* _Description of the task_
Gather all lines in the data that hold the string "study".

(Entries with figure data)
-*-*-

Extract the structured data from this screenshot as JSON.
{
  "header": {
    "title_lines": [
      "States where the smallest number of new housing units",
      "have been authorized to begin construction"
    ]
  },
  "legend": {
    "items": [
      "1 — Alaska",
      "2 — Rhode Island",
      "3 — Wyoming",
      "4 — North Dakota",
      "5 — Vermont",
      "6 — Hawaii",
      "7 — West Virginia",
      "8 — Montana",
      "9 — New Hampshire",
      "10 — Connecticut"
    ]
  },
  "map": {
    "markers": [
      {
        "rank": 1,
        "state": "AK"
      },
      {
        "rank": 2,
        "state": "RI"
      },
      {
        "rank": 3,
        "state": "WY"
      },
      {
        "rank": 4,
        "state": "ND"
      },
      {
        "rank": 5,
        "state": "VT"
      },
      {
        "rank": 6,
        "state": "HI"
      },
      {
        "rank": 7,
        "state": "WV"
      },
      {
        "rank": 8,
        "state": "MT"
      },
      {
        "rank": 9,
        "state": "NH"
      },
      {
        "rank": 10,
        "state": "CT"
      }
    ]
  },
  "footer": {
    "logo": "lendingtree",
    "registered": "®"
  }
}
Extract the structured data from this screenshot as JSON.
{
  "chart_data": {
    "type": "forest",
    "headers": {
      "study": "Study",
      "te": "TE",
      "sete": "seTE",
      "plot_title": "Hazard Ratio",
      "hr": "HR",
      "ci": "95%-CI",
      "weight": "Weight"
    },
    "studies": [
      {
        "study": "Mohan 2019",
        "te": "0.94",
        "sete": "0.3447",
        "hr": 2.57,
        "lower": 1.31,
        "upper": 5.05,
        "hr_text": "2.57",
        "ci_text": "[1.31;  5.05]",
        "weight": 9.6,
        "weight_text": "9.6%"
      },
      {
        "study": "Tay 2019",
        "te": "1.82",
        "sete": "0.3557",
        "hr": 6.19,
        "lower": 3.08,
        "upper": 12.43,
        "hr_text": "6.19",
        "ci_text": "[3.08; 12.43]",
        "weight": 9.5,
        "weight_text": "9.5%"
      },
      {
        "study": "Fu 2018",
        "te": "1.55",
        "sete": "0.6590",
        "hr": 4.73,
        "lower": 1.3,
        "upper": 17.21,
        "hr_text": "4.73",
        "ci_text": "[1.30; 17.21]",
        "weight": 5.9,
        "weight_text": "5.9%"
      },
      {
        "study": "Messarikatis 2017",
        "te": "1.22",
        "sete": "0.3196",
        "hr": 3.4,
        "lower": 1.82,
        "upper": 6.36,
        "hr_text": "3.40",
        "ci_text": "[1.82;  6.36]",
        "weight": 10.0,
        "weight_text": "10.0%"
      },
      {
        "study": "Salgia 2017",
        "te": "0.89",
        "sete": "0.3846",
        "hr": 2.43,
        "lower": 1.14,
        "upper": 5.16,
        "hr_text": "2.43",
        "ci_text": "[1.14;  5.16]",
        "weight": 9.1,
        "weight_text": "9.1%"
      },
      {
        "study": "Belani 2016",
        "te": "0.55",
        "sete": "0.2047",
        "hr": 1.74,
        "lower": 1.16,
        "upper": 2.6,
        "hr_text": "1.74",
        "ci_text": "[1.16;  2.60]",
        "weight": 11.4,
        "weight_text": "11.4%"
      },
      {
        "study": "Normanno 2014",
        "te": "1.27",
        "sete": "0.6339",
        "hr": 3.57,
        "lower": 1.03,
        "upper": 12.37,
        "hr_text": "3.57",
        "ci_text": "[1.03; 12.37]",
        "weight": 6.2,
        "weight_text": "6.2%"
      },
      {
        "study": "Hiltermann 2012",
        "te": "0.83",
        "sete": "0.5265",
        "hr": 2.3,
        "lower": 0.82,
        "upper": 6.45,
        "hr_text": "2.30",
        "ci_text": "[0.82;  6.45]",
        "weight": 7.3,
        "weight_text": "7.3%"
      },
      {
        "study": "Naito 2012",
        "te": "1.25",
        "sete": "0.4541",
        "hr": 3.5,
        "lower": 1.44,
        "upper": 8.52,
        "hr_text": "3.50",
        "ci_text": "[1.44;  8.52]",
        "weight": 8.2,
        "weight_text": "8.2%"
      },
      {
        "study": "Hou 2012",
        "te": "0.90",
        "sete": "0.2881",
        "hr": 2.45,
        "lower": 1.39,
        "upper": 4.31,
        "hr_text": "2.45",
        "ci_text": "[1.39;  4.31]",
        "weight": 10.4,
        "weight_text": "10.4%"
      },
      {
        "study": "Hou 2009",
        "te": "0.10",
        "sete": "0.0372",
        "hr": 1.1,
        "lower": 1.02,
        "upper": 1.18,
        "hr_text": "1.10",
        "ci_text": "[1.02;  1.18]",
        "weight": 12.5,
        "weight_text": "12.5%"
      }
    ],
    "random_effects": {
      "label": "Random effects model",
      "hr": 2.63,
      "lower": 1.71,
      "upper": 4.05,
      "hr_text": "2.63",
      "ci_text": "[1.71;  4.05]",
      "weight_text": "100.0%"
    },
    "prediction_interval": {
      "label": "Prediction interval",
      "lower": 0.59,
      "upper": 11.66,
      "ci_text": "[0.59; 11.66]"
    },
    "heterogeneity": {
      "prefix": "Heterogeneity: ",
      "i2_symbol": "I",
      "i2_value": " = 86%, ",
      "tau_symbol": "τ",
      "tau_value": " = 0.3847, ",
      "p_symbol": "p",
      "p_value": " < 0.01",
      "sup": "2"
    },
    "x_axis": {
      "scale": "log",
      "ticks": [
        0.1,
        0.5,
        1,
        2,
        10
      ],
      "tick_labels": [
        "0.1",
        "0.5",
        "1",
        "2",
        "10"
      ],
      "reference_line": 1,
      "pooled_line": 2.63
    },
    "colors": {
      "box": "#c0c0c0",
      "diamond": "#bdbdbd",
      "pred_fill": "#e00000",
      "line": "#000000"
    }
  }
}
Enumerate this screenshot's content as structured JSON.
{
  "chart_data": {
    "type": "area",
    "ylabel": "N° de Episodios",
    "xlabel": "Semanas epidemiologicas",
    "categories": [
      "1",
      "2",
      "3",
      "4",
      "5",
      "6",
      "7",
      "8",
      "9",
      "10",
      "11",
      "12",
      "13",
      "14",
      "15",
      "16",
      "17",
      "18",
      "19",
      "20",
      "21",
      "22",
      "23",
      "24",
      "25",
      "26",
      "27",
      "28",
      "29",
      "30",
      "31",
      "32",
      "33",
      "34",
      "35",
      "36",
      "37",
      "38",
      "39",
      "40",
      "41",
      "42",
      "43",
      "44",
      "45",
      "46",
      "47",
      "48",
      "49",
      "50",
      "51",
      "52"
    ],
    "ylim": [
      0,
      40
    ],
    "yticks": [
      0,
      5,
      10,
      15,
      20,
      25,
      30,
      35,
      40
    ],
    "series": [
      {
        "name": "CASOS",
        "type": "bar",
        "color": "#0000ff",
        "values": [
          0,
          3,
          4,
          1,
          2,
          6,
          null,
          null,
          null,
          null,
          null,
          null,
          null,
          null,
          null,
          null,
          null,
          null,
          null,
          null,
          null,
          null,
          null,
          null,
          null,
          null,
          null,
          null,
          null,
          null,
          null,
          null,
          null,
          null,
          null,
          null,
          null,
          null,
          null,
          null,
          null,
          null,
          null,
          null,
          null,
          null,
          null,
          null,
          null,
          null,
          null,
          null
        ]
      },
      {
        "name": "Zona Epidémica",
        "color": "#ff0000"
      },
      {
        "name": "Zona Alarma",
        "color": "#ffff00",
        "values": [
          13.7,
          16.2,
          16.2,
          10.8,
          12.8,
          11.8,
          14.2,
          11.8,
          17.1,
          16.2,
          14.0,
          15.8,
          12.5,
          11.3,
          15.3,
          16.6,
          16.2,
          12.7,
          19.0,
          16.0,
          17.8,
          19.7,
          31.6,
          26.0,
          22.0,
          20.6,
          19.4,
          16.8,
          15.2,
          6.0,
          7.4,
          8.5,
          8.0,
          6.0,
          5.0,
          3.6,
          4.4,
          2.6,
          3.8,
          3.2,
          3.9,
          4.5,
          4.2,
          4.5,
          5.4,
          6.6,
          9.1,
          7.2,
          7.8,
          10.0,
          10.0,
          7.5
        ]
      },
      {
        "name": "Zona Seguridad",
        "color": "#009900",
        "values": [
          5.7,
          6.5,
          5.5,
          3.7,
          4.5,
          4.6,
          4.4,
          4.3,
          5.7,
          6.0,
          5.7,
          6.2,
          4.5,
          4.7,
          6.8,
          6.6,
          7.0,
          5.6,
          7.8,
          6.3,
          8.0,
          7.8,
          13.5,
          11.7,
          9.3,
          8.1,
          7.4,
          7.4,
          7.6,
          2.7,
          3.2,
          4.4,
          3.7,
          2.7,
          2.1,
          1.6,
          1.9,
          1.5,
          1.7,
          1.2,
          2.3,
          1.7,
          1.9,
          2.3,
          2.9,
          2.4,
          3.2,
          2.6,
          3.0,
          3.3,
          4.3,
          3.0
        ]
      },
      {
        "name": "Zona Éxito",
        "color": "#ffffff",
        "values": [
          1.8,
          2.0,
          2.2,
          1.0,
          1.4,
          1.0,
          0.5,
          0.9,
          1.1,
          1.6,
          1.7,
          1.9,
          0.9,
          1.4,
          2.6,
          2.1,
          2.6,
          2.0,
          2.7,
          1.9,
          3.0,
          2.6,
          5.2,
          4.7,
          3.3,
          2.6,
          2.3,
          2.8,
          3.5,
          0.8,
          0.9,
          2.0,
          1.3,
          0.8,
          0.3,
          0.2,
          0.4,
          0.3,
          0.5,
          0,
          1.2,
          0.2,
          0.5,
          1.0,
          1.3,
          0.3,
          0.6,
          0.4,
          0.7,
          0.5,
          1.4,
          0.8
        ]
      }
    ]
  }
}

-*-*-

* _Response to the exercise_
      "study": "Study",
        "study": "Mohan 2019",
        "study": "Tay 2019",
        "study": "Fu 2018",
        "study": "Messarikatis 2017",
        "study": "Salgia 2017",
        "study": "Belani 2016",
        "study": "Normanno 2014",
        "study": "Hiltermann 2012",
        "study": "Naito 2012",
        "study": "Hou 2012",
        "study": "Hou 2009",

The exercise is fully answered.